----- Extracted entries -----

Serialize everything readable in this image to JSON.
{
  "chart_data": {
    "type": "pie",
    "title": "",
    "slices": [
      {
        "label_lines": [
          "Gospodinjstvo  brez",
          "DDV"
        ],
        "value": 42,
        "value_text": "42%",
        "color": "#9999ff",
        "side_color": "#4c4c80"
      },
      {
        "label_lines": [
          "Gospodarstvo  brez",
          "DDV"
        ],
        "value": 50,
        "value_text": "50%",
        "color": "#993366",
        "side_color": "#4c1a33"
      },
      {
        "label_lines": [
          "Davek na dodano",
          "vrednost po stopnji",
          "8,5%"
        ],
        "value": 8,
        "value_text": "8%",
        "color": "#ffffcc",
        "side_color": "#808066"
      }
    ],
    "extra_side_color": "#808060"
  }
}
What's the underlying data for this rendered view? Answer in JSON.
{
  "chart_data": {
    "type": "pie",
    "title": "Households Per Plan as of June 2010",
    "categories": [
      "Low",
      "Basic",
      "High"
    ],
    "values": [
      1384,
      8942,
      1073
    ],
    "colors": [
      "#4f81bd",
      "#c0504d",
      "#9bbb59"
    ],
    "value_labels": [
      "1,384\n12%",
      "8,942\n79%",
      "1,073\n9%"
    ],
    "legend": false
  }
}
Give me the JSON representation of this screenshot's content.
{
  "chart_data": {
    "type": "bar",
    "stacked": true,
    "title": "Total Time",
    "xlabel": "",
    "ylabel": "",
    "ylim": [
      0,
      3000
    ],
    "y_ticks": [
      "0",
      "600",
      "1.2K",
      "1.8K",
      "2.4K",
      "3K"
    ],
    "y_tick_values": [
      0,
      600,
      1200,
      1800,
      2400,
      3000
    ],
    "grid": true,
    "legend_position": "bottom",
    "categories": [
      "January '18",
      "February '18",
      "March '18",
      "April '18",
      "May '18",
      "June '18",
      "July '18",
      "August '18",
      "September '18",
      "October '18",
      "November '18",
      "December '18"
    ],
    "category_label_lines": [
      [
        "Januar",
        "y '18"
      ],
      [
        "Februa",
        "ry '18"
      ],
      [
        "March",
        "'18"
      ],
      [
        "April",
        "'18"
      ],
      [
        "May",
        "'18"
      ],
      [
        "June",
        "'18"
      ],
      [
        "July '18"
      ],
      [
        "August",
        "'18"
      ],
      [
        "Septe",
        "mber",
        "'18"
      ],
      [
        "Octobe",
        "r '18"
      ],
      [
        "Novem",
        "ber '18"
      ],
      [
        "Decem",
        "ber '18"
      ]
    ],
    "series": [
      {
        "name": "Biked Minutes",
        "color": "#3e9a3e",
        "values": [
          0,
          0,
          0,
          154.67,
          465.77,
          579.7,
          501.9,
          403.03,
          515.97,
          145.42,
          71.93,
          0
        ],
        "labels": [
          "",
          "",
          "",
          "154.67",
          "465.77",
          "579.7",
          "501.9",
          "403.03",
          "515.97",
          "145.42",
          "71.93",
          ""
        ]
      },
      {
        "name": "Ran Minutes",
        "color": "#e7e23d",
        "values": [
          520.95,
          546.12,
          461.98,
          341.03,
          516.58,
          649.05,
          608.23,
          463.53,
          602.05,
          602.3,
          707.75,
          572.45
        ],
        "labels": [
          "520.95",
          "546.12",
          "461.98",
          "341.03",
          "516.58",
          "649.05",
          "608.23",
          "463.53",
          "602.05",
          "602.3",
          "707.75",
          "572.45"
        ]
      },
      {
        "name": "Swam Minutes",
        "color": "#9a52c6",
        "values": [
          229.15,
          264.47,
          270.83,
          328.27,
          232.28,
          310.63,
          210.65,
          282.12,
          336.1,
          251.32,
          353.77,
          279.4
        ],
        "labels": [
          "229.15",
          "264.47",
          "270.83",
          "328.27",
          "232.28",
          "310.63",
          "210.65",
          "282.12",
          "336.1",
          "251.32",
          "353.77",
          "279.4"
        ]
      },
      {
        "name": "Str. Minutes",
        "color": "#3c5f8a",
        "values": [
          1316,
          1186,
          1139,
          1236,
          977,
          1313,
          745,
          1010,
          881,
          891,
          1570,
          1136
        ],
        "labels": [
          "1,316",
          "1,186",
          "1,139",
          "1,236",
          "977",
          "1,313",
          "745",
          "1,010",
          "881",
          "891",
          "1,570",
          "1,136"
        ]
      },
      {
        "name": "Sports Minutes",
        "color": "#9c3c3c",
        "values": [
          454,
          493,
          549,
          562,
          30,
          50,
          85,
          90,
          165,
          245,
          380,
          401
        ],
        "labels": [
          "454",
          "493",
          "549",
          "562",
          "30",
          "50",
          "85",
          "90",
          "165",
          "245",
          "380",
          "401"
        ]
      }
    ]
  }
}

-----

Repeat every record, keeping each word and mark exactly as it is.

Serialize everything readable in this image to JSON.
{
  "chart_data": {
    "type": "pie",
    "title": "",
    "slices": [
      {
        "label_lines": [
          "Gospodinjstvo  brez",
          "DDV"
        ],
        "value": 42,
        "value_text": "42%",
        "color": "#9999ff",
        "side_color": "#4c4c80"
      },
      {
        "label_lines": [
          "Gospodarstvo  brez",
          "DDV"
        ],
        "value": 50,
        "value_text": "50%",
        "color": "#993366",
        "side_color": "#4c1a33"
      },
      {
        "label_lines": [
          "Davek na dodano",
          "vrednost po stopnji",
          "8,5%"
        ],
        "value": 8,
        "value_text": "8%",
        "color": "#ffffcc",
        "side_color": "#808066"
      }
    ],
    "extra_side_color": "#808060"
  }
}
What's the underlying data for this rendered view? Answer in JSON.
{
  "chart_data": {
    "type": "pie",
    "title": "Households Per Plan as of June 2010",
    "categories": [
      "Low",
      "Basic",
      "High"
    ],
    "values": [
      1384,
      8942,
      1073
    ],
    "colors": [
      "#4f81bd",
      "#c0504d",
      "#9bbb59"
    ],
    "value_labels": [
      "1,384\n12%",
      "8,942\n79%",
      "1,073\n9%"
    ],
    "legend": false
  }
}
Give me the JSON representation of this screenshot's content.
{
  "chart_data": {
    "type": "bar",
    "stacked": true,
    "title": "Total Time",
    "xlabel": "",
    "ylabel": "",
    "ylim": [
      0,
      3000
    ],
    "y_ticks": [
      "0",
      "600",
      "1.2K",
      "1.8K",
      "2.4K",
      "3K"
    ],
    "y_tick_values": [
      0,
      600,
      1200,
      1800,
      2400,
      3000
    ],
    "grid": true,
    "legend_position": "bottom",
    "categories": [
      "January '18",
      "February '18",
      "March '18",
      "April '18",
      "May '18",
      "June '18",
      "July '18",
      "August '18",
      "September '18",
      "October '18",
      "November '18",
      "December '18"
    ],
    "category_label_lines": [
      [
        "Januar",
        "y '18"
      ],
      [
        "Februa",
        "ry '18"
      ],
      [
        "March",
        "'18"
      ],
      [
        "April",
        "'18"
      ],
      [
        "May",
        "'18"
      ],
      [
        "June",
        "'18"
      ],
      [
        "July '18"
      ],
      [
        "August",
        "'18"
      ],
      [
        "Septe",
        "mber",
        "'18"
      ],
      [
        "Octobe",
        "r '18"
      ],
      [
        "Novem",
        "ber '18"
      ],
      [
        "Decem",
        "ber '18"
      ]
    ],
    "series": [
      {
        "name": "Biked Minutes",
        "color": "#3e9a3e",
        "values": [
          0,
          0,
          0,
          154.67,
          465.77,
          579.7,
          501.9,
          403.03,
          515.97,
          145.42,
          71.93,
          0
        ],
        "labels": [
          "",
          "",
          "",
          "154.67",
          "465.77",
          "579.7",
          "501.9",
          "403.03",
          "515.97",
          "145.42",
          "71.93",
          ""
        ]
      },
      {
        "name": "Ran Minutes",
        "color": "#e7e23d",
        "values": [
          520.95,
          546.12,
          461.98,
          341.03,
          516.58,
          649.05,
          608.23,
          463.53,
          602.05,
          602.3,
          707.75,
          572.45
        ],
        "labels": [
          "520.95",
          "546.12",
          "461.98",
          "341.03",
          "516.58",
          "649.05",
          "608.23",
          "463.53",
          "602.05",
          "602.3",
          "707.75",
          "572.45"
        ]
      },
      {
        "name": "Swam Minutes",
        "color": "#9a52c6",
        "values": [
          229.15,
          264.47,
          270.83,
          328.27,
          232.28,
          310.63,
          210.65,
          282.12,
          336.1,
          251.32,
          353.77,
          279.4
        ],
        "labels": [
          "229.15",
          "264.47",
          "270.83",
          "328.27",
          "232.28",
          "310.63",
          "210.65",
          "282.12",
          "336.1",
          "251.32",
          "353.77",
          "279.4"
        ]
      },
      {
        "name": "Str. Minutes",
        "color": "#3c5f8a",
        "values": [
          1316,
          1186,
          1139,
          1236,
          977,
          1313,
          745,
          1010,
          881,
          891,
          1570,
          1136
        ],
        "labels": [
          "1,316",
          "1,186",
          "1,139",
          "1,236",
          "977",
          "1,313",
          "745",
          "1,010",
          "881",
          "891",
          "1,570",
          "1,136"
        ]
      },
      {
        "name": "Sports Minutes",
        "color": "#9c3c3c",
        "values": [
          454,
          493,
          549,
          562,
          30,
          50,
          85,
          90,
          165,
          245,
          380,
          401
        ],
        "labels": [
          "454",
          "493",
          "549",
          "562",
          "30",
          "50",
          "85",
          "90",
          "165",
          "245",
          "380",
          "401"
        ]
      }
    ]
  }
}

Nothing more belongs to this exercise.